→ **THE TASK**
In the entries that follow, count each line containing "legend" and state the total, nothing more.

Records from a data collection:
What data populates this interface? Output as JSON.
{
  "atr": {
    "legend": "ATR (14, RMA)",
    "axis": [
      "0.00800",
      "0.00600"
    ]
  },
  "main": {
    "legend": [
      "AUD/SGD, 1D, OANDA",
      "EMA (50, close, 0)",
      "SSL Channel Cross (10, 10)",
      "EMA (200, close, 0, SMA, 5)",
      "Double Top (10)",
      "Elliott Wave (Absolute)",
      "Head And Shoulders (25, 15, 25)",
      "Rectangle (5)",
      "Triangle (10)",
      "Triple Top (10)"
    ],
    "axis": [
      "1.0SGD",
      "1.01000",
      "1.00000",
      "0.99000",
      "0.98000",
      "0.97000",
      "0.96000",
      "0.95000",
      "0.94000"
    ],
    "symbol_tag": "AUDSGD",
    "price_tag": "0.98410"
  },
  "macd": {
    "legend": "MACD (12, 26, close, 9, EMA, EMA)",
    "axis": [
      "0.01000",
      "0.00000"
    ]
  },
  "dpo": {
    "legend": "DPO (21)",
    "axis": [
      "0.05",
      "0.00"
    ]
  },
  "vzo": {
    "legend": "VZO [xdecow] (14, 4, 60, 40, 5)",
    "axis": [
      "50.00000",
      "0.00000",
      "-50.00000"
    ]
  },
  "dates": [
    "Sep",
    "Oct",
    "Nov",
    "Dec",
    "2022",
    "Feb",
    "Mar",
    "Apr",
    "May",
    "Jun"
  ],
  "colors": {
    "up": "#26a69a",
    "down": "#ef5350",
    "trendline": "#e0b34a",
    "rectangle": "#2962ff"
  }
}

→ **WORKED ANSWER**
5